- _Problem requirements_: Reproduce each record exactly.

** start **

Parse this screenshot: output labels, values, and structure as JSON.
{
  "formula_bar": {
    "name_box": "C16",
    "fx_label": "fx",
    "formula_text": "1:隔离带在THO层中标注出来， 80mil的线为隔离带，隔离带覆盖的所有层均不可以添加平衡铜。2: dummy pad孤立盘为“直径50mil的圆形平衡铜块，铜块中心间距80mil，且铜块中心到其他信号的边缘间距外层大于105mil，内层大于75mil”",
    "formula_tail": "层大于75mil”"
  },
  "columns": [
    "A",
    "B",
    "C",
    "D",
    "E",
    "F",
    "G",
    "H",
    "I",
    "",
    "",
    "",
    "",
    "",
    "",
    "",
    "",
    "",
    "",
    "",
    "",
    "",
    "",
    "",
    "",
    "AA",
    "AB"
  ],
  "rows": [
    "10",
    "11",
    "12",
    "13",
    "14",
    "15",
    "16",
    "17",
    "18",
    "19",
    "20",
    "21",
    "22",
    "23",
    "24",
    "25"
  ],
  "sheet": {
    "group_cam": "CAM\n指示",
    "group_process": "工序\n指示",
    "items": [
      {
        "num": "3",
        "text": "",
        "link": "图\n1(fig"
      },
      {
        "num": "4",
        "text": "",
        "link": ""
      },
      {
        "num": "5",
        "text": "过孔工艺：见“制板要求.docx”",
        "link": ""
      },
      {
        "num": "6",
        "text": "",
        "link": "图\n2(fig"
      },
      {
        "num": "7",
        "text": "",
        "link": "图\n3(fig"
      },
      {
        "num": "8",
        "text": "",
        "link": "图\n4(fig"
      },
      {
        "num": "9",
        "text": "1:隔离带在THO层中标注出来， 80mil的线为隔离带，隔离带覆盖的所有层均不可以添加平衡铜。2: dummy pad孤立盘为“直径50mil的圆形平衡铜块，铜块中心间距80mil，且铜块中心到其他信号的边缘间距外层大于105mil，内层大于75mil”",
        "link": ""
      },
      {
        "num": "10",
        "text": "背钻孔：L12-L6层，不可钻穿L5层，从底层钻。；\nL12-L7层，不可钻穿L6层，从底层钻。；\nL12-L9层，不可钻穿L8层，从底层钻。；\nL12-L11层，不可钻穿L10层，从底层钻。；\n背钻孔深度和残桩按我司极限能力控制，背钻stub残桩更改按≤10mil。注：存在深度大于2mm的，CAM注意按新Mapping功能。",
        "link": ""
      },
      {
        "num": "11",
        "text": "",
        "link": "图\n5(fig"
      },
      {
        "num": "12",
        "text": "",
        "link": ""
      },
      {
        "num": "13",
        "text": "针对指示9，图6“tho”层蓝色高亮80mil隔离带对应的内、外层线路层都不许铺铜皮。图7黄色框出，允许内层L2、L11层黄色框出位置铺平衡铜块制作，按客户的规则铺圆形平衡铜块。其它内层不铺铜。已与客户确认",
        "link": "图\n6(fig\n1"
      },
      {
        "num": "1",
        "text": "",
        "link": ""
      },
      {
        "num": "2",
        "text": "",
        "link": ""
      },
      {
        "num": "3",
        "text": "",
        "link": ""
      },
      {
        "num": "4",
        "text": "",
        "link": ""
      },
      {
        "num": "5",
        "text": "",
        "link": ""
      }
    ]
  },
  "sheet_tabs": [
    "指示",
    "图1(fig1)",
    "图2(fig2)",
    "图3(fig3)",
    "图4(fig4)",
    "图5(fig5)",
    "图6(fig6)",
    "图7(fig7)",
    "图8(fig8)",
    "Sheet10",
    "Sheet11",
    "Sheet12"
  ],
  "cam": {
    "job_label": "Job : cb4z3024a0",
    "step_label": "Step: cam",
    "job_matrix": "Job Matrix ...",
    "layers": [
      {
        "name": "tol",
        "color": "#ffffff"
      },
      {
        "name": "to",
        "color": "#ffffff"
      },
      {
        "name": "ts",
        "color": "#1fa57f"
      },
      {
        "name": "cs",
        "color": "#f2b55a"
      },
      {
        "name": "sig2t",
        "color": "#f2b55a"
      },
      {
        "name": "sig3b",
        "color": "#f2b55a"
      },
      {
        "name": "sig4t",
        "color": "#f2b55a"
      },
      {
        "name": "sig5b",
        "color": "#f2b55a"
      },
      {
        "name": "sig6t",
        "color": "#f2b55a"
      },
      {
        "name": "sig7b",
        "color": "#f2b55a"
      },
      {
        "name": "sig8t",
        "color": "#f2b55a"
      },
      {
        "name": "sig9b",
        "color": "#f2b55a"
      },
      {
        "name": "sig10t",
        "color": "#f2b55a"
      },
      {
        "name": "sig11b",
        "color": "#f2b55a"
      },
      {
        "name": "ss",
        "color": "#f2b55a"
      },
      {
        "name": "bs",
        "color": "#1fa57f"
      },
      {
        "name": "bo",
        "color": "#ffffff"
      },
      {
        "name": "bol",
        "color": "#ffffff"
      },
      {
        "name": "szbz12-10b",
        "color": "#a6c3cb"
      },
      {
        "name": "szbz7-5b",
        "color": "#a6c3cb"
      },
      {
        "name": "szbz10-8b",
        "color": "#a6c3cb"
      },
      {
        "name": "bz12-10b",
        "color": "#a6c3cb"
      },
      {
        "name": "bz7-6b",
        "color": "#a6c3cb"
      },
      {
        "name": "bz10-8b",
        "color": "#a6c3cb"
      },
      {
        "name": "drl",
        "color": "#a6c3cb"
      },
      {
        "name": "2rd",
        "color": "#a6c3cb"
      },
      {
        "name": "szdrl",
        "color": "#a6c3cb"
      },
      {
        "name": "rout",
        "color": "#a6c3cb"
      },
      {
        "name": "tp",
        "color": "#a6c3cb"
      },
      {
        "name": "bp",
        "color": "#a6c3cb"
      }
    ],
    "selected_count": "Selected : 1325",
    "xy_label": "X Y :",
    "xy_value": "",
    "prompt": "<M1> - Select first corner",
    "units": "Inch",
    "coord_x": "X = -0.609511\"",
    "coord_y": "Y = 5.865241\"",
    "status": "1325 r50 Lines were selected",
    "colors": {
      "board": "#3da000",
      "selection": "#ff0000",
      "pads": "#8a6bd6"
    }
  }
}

** end **

- _Complete output_:
Parse this screenshot: output labels, values, and structure as JSON.
{
  "formula_bar": {
    "name_box": "C16",
    "fx_label": "fx",
    "formula_text": "1:隔离带在THO层中标注出来， 80mil的线为隔离带，隔离带覆盖的所有层均不可以添加平衡铜。2: dummy pad孤立盘为“直径50mil的圆形平衡铜块，铜块中心间距80mil，且铜块中心到其他信号的边缘间距外层大于105mil，内层大于75mil”",
    "formula_tail": "层大于75mil”"
  },
  "columns": [
    "A",
    "B",
    "C",
    "D",
    "E",
    "F",
    "G",
    "H",
    "I",
    "",
    "",
    "",
    "",
    "",
    "",
    "",
    "",
    "",
    "",
    "",
    "",
    "",
    "",
    "",
    "",
    "AA",
    "AB"
  ],
  "rows": [
    "10",
    "11",
    "12",
    "13",
    "14",
    "15",
    "16",
    "17",
    "18",
    "19",
    "20",
    "21",
    "22",
    "23",
    "24",
    "25"
  ],
  "sheet": {
    "group_cam": "CAM\n指示",
    "group_process": "工序\n指示",
    "items": [
      {
        "num": "3",
        "text": "",
        "link": "图\n1(fig"
      },
      {
        "num": "4",
        "text": "",
        "link": ""
      },
      {
        "num": "5",
        "text": "过孔工艺：见“制板要求.docx”",
        "link": ""
      },
      {
        "num": "6",
        "text": "",
        "link": "图\n2(fig"
      },
      {
        "num": "7",
        "text": "",
        "link": "图\n3(fig"
      },
      {
        "num": "8",
        "text": "",
        "link": "图\n4(fig"
      },
      {
        "num": "9",
        "text": "1:隔离带在THO层中标注出来， 80mil的线为隔离带，隔离带覆盖的所有层均不可以添加平衡铜。2: dummy pad孤立盘为“直径50mil的圆形平衡铜块，铜块中心间距80mil，且铜块中心到其他信号的边缘间距外层大于105mil，内层大于75mil”",
        "link": ""
      },
      {
        "num": "10",
        "text": "背钻孔：L12-L6层，不可钻穿L5层，从底层钻。；\nL12-L7层，不可钻穿L6层，从底层钻。；\nL12-L9层，不可钻穿L8层，从底层钻。；\nL12-L11层，不可钻穿L10层，从底层钻。；\n背钻孔深度和残桩按我司极限能力控制，背钻stub残桩更改按≤10mil。注：存在深度大于2mm的，CAM注意按新Mapping功能。",
        "link": ""
      },
      {
        "num": "11",
        "text": "",
        "link": "图\n5(fig"
      },
      {
        "num": "12",
        "text": "",
        "link": ""
      },
      {
        "num": "13",
        "text": "针对指示9，图6“tho”层蓝色高亮80mil隔离带对应的内、外层线路层都不许铺铜皮。图7黄色框出，允许内层L2、L11层黄色框出位置铺平衡铜块制作，按客户的规则铺圆形平衡铜块。其它内层不铺铜。已与客户确认",
        "link": "图\n6(fig\n1"
      },
      {
        "num": "1",
        "text": "",
        "link": ""
      },
      {
        "num": "2",
        "text": "",
        "link": ""
      },
      {
        "num": "3",
        "text": "",
        "link": ""
      },
      {
        "num": "4",
        "text": "",
        "link": ""
      },
      {
        "num": "5",
        "text": "",
        "link": ""
      }
    ]
  },
  "sheet_tabs": [
    "指示",
    "图1(fig1)",
    "图2(fig2)",
    "图3(fig3)",
    "图4(fig4)",
    "图5(fig5)",
    "图6(fig6)",
    "图7(fig7)",
    "图8(fig8)",
    "Sheet10",
    "Sheet11",
    "Sheet12"
  ],
  "cam": {
    "job_label": "Job : cb4z3024a0",
    "step_label": "Step: cam",
    "job_matrix": "Job Matrix ...",
    "layers": [
      {
        "name": "tol",
        "color": "#ffffff"
      },
      {
        "name": "to",
        "color": "#ffffff"
      },
      {
        "name": "ts",
        "color": "#1fa57f"
      },
      {
        "name": "cs",
        "color": "#f2b55a"
      },
      {
        "name": "sig2t",
        "color": "#f2b55a"
      },
      {
        "name": "sig3b",
        "color": "#f2b55a"
      },
      {
        "name": "sig4t",
        "color": "#f2b55a"
      },
      {
        "name": "sig5b",
        "color": "#f2b55a"
      },
      {
        "name": "sig6t",
        "color": "#f2b55a"
      },
      {
        "name": "sig7b",
        "color": "#f2b55a"
      },
      {
        "name": "sig8t",
        "color": "#f2b55a"
      },
      {
        "name": "sig9b",
        "color": "#f2b55a"
      },
      {
        "name": "sig10t",
        "color": "#f2b55a"
      },
      {
        "name": "sig11b",
        "color": "#f2b55a"
      },
      {
        "name": "ss",
        "color": "#f2b55a"
      },
      {
        "name": "bs",
        "color": "#1fa57f"
      },
      {
        "name": "bo",
        "color": "#ffffff"
      },
      {
        "name": "bol",
        "color": "#ffffff"
      },
      {
        "name": "szbz12-10b",
        "color": "#a6c3cb"
      },
      {
        "name": "szbz7-5b",
        "color": "#a6c3cb"
      },
      {
        "name": "szbz10-8b",
        "color": "#a6c3cb"
      },
      {
        "name": "bz12-10b",
        "color": "#a6c3cb"
      },
      {
        "name": "bz7-6b",
        "color": "#a6c3cb"
      },
      {
        "name": "bz10-8b",
        "color": "#a6c3cb"
      },
      {
        "name": "drl",
        "color": "#a6c3cb"
      },
      {
        "name": "2rd",
        "color": "#a6c3cb"
      },
      {
        "name": "szdrl",
        "color": "#a6c3cb"
      },
      {
        "name": "rout",
        "color": "#a6c3cb"
      },
      {
        "name": "tp",
        "color": "#a6c3cb"
      },
      {
        "name": "bp",
        "color": "#a6c3cb"
      }
    ],
    "selected_count": "Selected : 1325",
    "xy_label": "X Y :",
    "xy_value": "",
    "prompt": "<M1> - Select first corner",
    "units": "Inch",
    "coord_x": "X = -0.609511\"",
    "coord_y": "Y = 5.865241\"",
    "status": "1325 r50 Lines were selected",
    "colors": {
      "board": "#3da000",
      "selection": "#ff0000",
      "pads": "#8a6bd6"
    }
  }
}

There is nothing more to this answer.